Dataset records
______

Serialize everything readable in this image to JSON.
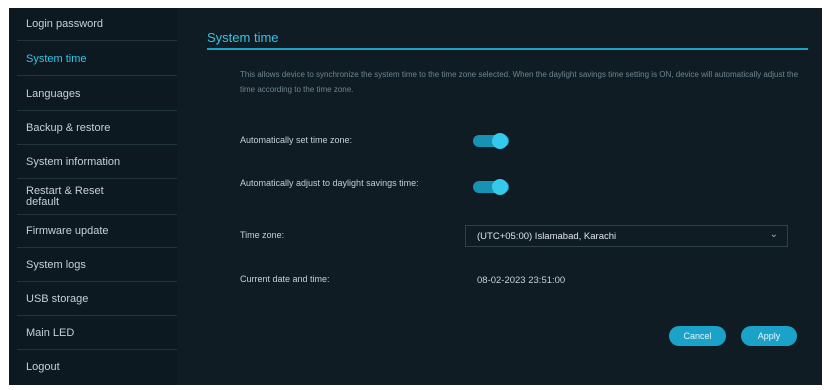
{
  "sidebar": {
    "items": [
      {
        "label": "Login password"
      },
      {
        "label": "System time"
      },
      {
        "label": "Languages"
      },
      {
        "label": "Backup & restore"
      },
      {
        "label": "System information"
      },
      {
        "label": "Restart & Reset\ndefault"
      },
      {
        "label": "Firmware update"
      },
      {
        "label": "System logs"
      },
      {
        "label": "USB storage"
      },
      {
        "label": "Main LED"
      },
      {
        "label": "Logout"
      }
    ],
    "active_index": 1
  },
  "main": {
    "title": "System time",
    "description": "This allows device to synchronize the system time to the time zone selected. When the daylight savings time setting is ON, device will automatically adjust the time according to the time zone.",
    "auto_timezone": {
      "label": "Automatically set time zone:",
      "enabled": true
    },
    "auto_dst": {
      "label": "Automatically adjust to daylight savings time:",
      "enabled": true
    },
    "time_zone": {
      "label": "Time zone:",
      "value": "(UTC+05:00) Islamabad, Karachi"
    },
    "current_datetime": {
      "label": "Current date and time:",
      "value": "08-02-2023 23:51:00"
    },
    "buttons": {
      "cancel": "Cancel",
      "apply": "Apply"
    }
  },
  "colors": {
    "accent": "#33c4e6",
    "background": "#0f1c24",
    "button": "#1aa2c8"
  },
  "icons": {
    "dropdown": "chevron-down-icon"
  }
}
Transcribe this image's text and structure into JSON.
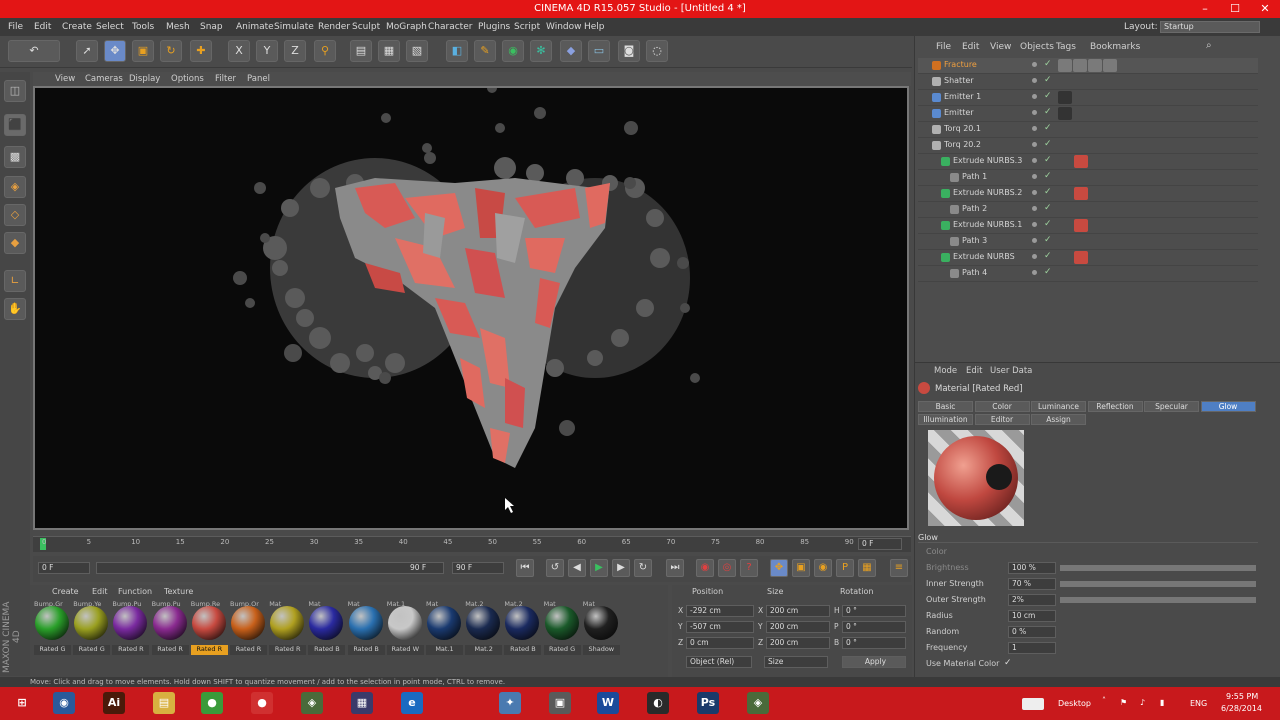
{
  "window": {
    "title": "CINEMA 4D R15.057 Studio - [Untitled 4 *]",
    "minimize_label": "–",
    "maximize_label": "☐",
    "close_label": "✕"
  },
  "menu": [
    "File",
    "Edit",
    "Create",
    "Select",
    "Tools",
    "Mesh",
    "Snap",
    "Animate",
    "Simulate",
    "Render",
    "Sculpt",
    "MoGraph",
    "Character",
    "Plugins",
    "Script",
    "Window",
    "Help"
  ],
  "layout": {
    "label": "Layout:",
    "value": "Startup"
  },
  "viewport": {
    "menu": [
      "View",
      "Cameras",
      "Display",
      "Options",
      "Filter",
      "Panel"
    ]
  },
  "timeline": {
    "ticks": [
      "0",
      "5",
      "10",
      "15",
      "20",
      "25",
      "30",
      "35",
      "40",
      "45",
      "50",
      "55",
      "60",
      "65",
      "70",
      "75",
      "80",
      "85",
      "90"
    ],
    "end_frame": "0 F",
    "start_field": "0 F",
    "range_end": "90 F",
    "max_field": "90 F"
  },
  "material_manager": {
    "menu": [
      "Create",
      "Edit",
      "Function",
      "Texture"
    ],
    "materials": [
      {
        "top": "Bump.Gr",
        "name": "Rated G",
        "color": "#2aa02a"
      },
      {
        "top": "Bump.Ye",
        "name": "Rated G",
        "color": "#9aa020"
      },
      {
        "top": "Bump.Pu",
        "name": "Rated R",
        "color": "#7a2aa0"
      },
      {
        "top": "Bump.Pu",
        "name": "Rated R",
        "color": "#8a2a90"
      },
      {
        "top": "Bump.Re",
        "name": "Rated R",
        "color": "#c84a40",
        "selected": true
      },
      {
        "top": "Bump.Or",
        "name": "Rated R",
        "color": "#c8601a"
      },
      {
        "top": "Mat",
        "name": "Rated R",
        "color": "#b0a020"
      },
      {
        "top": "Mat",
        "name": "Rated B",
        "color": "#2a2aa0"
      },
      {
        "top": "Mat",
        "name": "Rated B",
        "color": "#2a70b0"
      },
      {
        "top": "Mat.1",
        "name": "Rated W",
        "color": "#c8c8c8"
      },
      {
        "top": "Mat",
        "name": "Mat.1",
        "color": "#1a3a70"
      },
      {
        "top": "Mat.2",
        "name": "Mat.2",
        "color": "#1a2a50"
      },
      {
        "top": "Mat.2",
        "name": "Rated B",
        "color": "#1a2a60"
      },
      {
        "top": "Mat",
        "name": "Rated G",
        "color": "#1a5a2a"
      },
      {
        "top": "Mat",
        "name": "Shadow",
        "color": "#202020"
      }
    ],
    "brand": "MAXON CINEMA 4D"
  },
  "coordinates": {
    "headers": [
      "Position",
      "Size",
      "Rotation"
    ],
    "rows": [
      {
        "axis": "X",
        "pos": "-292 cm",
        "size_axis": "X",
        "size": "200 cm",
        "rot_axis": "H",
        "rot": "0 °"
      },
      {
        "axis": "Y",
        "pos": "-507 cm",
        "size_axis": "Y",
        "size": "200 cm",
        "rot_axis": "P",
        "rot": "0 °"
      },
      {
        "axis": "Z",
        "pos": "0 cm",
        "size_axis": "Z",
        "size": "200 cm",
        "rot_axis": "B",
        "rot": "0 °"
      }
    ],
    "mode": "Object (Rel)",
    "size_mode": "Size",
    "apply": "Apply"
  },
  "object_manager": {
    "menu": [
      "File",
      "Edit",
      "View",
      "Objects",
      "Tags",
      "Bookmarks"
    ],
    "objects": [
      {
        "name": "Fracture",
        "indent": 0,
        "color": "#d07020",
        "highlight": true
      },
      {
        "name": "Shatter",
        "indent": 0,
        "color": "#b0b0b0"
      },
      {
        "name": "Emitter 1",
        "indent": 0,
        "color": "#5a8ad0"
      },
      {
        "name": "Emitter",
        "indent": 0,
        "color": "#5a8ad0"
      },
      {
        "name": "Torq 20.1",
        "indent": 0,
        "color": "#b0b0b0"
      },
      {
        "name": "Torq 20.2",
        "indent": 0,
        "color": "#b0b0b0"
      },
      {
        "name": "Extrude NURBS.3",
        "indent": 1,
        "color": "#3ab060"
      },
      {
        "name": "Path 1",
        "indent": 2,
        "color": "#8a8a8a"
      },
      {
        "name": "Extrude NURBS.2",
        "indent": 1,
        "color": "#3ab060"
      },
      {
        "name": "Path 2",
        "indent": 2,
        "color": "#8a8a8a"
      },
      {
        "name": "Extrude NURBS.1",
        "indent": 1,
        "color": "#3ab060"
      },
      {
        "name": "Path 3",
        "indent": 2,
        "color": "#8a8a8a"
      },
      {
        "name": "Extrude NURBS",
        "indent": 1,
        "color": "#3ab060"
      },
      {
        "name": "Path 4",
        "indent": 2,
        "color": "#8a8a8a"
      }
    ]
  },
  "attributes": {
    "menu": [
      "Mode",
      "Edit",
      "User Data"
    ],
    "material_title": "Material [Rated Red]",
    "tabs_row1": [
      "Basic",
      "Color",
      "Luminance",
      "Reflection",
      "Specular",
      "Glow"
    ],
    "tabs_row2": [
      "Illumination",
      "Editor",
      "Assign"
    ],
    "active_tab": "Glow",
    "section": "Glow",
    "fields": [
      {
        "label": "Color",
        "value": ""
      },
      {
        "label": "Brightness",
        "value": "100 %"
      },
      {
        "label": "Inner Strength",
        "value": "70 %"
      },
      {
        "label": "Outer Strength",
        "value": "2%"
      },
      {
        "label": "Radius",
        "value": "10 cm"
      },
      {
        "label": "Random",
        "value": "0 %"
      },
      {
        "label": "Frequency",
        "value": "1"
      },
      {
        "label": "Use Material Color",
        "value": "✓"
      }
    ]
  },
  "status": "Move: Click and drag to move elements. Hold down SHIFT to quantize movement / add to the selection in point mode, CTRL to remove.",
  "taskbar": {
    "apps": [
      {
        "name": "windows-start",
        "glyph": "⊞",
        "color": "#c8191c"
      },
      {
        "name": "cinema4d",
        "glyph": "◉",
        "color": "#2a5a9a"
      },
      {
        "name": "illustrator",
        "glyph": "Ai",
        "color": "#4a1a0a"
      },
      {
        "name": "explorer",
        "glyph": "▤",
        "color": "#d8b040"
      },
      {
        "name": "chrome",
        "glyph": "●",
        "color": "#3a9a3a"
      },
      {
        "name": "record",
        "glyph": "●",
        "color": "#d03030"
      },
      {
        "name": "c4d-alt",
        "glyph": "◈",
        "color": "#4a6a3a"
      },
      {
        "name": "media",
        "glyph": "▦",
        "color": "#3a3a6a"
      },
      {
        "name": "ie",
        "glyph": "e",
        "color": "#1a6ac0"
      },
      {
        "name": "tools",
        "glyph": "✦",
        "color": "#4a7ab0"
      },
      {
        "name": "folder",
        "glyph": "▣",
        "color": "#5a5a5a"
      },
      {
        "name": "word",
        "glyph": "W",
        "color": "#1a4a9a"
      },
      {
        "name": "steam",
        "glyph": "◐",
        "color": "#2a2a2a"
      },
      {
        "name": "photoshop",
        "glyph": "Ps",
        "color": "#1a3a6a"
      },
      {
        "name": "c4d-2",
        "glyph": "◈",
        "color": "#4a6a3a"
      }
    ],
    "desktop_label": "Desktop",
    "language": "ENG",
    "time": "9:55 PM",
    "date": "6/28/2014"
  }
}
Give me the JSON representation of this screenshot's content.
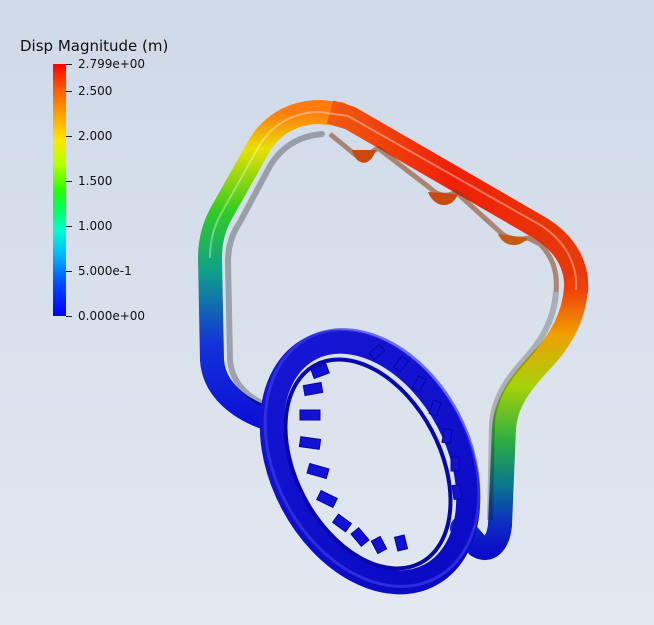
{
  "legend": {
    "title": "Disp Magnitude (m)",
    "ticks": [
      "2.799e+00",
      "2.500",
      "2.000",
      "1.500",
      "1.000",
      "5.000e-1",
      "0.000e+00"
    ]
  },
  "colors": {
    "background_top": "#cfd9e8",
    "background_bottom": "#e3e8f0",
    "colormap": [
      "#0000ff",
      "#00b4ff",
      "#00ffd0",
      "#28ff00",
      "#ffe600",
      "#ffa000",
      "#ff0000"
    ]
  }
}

______

**Directive**
Show the lines of the records that contain the word "selected".

**Response**
    "description": "This allows device to synchronize the system time to the time zone selected. When the daylight savings time setting is ON, device will automatically adjust the time according to the time zone.",
        "selected": true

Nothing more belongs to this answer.